** STATED TASK **
Skip the pictures. Transcribe the rest of the data below without changing a word.

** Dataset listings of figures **
## begin

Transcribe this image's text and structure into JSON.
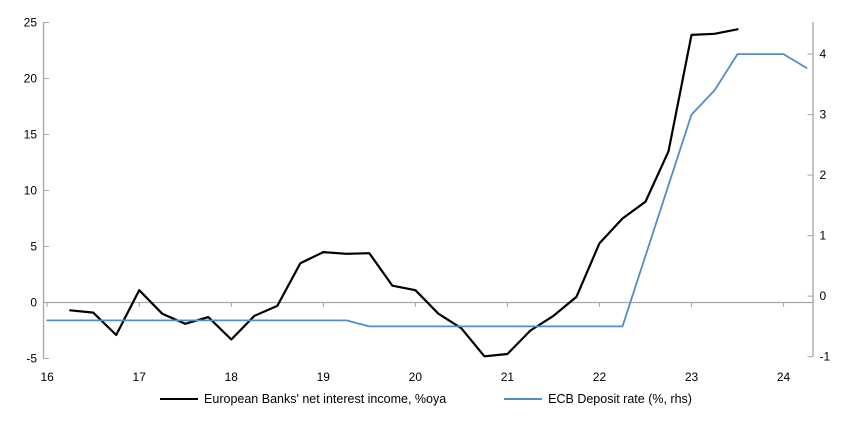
{
  "chart_data": {
    "type": "line",
    "title": "",
    "xlabel": "",
    "ylabel_left": "",
    "ylabel_right": "",
    "grid": "off",
    "legend_position": "bottom",
    "zero_line": true,
    "colors": {
      "axis": "#a6a6a6",
      "text": "#000000",
      "nii_line": "#000000",
      "ecb_line": "#538cc6"
    },
    "x_axis": {
      "ticks": [
        16,
        17,
        18,
        19,
        20,
        21,
        22,
        23,
        24
      ],
      "min": 15.96,
      "max": 24.32
    },
    "left_axis": {
      "ticks": [
        25,
        20,
        15,
        10,
        5,
        0,
        -5
      ],
      "min": -5,
      "max": 25.05
    },
    "right_axis": {
      "ticks": [
        4,
        3,
        2,
        1,
        0,
        -1
      ],
      "min": -1.03,
      "max": 4.53
    },
    "series": [
      {
        "name": "European Banks' net interest income, %oya",
        "axis": "left",
        "color": "#000000",
        "width": 2.2,
        "points": [
          [
            16.25,
            -0.7
          ],
          [
            16.5,
            -0.9
          ],
          [
            16.75,
            -2.9
          ],
          [
            17.0,
            1.1
          ],
          [
            17.25,
            -1.0
          ],
          [
            17.5,
            -1.9
          ],
          [
            17.75,
            -1.3
          ],
          [
            18.0,
            -3.3
          ],
          [
            18.25,
            -1.2
          ],
          [
            18.5,
            -0.3
          ],
          [
            18.75,
            3.5
          ],
          [
            19.0,
            4.5
          ],
          [
            19.25,
            4.35
          ],
          [
            19.5,
            4.4
          ],
          [
            19.75,
            1.5
          ],
          [
            20.0,
            1.1
          ],
          [
            20.25,
            -1.0
          ],
          [
            20.5,
            -2.3
          ],
          [
            20.75,
            -4.8
          ],
          [
            21.0,
            -4.6
          ],
          [
            21.25,
            -2.5
          ],
          [
            21.5,
            -1.2
          ],
          [
            21.75,
            0.5
          ],
          [
            22.0,
            5.3
          ],
          [
            22.25,
            7.5
          ],
          [
            22.5,
            9.0
          ],
          [
            22.75,
            13.5
          ],
          [
            23.0,
            23.9
          ],
          [
            23.25,
            24.0
          ],
          [
            23.5,
            24.4
          ]
        ]
      },
      {
        "name": "ECB Deposit rate (%, rhs)",
        "axis": "right",
        "color": "#538cc6",
        "width": 1.8,
        "points": [
          [
            16.0,
            -0.4
          ],
          [
            19.25,
            -0.4
          ],
          [
            19.5,
            -0.5
          ],
          [
            22.25,
            -0.5
          ],
          [
            23.0,
            3.0
          ],
          [
            23.25,
            3.4
          ],
          [
            23.5,
            4.0
          ],
          [
            24.0,
            4.0
          ],
          [
            24.25,
            3.77
          ]
        ]
      }
    ]
  }
}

## end

** WRITTEN ANSWER **
Transcribe this image's text and structure into JSON.
{
  "chart_data": {
    "type": "line",
    "title": "",
    "xlabel": "",
    "ylabel_left": "",
    "ylabel_right": "",
    "grid": "off",
    "legend_position": "bottom",
    "zero_line": true,
    "colors": {
      "axis": "#a6a6a6",
      "text": "#000000",
      "nii_line": "#000000",
      "ecb_line": "#538cc6"
    },
    "x_axis": {
      "ticks": [
        16,
        17,
        18,
        19,
        20,
        21,
        22,
        23,
        24
      ],
      "min": 15.96,
      "max": 24.32
    },
    "left_axis": {
      "ticks": [
        25,
        20,
        15,
        10,
        5,
        0,
        -5
      ],
      "min": -5,
      "max": 25.05
    },
    "right_axis": {
      "ticks": [
        4,
        3,
        2,
        1,
        0,
        -1
      ],
      "min": -1.03,
      "max": 4.53
    },
    "series": [
      {
        "name": "European Banks' net interest income, %oya",
        "axis": "left",
        "color": "#000000",
        "width": 2.2,
        "points": [
          [
            16.25,
            -0.7
          ],
          [
            16.5,
            -0.9
          ],
          [
            16.75,
            -2.9
          ],
          [
            17.0,
            1.1
          ],
          [
            17.25,
            -1.0
          ],
          [
            17.5,
            -1.9
          ],
          [
            17.75,
            -1.3
          ],
          [
            18.0,
            -3.3
          ],
          [
            18.25,
            -1.2
          ],
          [
            18.5,
            -0.3
          ],
          [
            18.75,
            3.5
          ],
          [
            19.0,
            4.5
          ],
          [
            19.25,
            4.35
          ],
          [
            19.5,
            4.4
          ],
          [
            19.75,
            1.5
          ],
          [
            20.0,
            1.1
          ],
          [
            20.25,
            -1.0
          ],
          [
            20.5,
            -2.3
          ],
          [
            20.75,
            -4.8
          ],
          [
            21.0,
            -4.6
          ],
          [
            21.25,
            -2.5
          ],
          [
            21.5,
            -1.2
          ],
          [
            21.75,
            0.5
          ],
          [
            22.0,
            5.3
          ],
          [
            22.25,
            7.5
          ],
          [
            22.5,
            9.0
          ],
          [
            22.75,
            13.5
          ],
          [
            23.0,
            23.9
          ],
          [
            23.25,
            24.0
          ],
          [
            23.5,
            24.4
          ]
        ]
      },
      {
        "name": "ECB Deposit rate (%, rhs)",
        "axis": "right",
        "color": "#538cc6",
        "width": 1.8,
        "points": [
          [
            16.0,
            -0.4
          ],
          [
            19.25,
            -0.4
          ],
          [
            19.5,
            -0.5
          ],
          [
            22.25,
            -0.5
          ],
          [
            23.0,
            3.0
          ],
          [
            23.25,
            3.4
          ],
          [
            23.5,
            4.0
          ],
          [
            24.0,
            4.0
          ],
          [
            24.25,
            3.77
          ]
        ]
      }
    ]
  }
}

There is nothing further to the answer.